_YOUR OBJECTIVE_.
Look through the material below and give the number of lines holding "ejecución", with no other words.

— Begin PROVIDED DATA —

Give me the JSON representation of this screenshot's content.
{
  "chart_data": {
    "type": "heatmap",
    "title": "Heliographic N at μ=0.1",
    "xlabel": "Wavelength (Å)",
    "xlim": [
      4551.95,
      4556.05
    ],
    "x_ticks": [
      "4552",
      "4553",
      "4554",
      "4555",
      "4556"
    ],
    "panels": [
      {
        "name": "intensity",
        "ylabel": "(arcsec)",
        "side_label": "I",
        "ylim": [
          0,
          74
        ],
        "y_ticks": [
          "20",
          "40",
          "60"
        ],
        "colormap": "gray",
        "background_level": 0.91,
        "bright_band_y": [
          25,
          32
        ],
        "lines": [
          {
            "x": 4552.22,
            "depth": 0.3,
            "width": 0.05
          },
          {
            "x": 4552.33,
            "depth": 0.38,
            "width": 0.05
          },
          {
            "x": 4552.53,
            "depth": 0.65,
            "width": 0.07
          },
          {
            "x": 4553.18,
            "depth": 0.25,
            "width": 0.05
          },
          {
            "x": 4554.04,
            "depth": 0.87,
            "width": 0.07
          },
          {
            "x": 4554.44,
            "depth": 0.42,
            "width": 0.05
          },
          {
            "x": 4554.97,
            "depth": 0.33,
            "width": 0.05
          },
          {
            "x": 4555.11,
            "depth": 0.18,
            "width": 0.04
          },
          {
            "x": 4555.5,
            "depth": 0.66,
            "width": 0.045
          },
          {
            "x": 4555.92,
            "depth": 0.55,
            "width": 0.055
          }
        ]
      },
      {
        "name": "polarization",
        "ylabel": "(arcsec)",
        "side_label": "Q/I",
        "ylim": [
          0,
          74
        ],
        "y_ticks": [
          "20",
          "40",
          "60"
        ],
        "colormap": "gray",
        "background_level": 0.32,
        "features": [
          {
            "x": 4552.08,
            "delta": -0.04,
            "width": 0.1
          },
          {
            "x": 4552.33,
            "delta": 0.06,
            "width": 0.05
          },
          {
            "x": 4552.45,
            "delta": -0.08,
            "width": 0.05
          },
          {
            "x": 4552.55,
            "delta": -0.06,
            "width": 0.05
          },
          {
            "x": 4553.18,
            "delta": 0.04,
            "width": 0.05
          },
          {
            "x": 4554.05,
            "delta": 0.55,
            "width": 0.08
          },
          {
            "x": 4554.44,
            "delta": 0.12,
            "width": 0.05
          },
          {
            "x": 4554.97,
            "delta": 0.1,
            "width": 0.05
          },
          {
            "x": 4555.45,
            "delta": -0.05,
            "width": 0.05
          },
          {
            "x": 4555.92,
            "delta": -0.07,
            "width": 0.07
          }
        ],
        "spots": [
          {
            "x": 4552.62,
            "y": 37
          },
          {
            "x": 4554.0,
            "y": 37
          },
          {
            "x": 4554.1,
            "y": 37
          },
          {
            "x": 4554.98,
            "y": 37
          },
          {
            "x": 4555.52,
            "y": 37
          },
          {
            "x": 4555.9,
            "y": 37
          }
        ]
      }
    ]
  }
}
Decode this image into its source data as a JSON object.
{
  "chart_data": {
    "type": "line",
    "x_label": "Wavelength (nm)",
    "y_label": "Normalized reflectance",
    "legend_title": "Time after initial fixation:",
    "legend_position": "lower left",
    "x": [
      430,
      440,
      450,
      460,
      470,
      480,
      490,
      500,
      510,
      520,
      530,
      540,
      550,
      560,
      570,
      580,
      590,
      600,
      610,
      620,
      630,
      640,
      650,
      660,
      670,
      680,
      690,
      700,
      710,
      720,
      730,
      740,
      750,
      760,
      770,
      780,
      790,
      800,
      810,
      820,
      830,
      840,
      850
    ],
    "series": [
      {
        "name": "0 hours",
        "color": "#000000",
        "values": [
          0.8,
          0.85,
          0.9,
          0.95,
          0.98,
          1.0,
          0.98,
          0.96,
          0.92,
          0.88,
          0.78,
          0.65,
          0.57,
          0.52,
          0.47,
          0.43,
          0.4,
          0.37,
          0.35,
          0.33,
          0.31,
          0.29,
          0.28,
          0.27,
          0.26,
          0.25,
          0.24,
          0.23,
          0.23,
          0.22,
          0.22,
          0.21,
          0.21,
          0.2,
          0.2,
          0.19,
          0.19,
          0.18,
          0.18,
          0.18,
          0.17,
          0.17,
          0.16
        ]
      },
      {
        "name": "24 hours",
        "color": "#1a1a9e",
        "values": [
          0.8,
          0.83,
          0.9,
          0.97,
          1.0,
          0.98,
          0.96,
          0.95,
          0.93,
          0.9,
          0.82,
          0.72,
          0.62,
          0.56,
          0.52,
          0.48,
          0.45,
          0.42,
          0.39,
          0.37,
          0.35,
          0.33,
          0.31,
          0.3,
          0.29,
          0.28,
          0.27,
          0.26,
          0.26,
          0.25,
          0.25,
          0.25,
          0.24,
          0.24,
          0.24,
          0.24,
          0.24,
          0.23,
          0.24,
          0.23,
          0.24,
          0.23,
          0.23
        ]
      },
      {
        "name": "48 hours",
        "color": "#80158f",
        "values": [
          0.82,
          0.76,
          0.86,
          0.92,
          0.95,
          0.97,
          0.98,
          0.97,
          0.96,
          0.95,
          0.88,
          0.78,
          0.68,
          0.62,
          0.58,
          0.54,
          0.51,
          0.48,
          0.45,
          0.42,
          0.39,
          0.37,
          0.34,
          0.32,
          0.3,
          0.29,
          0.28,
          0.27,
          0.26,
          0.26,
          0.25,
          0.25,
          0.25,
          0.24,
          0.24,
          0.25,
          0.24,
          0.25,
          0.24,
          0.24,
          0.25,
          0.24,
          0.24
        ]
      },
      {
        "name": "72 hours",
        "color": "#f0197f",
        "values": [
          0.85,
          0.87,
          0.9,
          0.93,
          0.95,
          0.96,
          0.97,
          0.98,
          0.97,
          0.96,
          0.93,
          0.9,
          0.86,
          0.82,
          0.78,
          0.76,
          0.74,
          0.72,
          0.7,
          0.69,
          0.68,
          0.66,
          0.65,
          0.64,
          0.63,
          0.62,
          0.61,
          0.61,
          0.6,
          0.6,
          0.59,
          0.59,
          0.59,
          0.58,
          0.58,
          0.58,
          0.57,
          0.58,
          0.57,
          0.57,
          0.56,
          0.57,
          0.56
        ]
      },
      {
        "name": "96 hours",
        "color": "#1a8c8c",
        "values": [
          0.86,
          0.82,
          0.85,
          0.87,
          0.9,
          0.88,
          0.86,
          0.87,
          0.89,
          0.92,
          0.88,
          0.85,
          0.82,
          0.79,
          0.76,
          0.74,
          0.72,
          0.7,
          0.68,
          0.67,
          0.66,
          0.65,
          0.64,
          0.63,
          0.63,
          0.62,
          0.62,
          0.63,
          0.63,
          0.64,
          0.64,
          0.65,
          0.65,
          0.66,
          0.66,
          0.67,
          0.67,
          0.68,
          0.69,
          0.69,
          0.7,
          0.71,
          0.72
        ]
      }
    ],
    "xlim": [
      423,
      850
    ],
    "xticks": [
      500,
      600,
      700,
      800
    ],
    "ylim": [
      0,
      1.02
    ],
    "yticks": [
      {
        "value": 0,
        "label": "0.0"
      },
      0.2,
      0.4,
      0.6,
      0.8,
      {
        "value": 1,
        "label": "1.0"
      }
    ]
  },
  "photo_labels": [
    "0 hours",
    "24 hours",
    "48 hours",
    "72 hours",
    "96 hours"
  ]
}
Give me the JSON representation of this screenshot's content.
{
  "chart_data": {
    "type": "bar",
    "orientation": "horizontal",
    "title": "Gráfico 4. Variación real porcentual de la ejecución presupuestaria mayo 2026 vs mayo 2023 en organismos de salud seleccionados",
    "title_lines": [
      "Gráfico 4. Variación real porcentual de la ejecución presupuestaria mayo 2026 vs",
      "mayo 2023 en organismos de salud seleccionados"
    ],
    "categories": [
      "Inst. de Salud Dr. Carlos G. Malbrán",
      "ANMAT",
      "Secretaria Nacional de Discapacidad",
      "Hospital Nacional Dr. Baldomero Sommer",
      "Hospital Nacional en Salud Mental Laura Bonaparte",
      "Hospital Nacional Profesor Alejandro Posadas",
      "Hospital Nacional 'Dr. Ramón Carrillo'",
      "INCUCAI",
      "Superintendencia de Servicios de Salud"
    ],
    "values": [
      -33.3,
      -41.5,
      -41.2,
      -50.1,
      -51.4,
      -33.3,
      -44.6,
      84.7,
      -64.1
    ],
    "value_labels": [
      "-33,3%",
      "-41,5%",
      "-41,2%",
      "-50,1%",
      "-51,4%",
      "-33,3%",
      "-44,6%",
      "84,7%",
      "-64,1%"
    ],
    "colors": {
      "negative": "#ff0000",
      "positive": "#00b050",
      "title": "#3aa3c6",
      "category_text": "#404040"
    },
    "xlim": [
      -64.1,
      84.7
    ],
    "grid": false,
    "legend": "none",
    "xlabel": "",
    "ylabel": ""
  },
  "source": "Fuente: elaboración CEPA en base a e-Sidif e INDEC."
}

— End PROVIDED DATA —

_OUTPUT FOR THIS TASK_.
2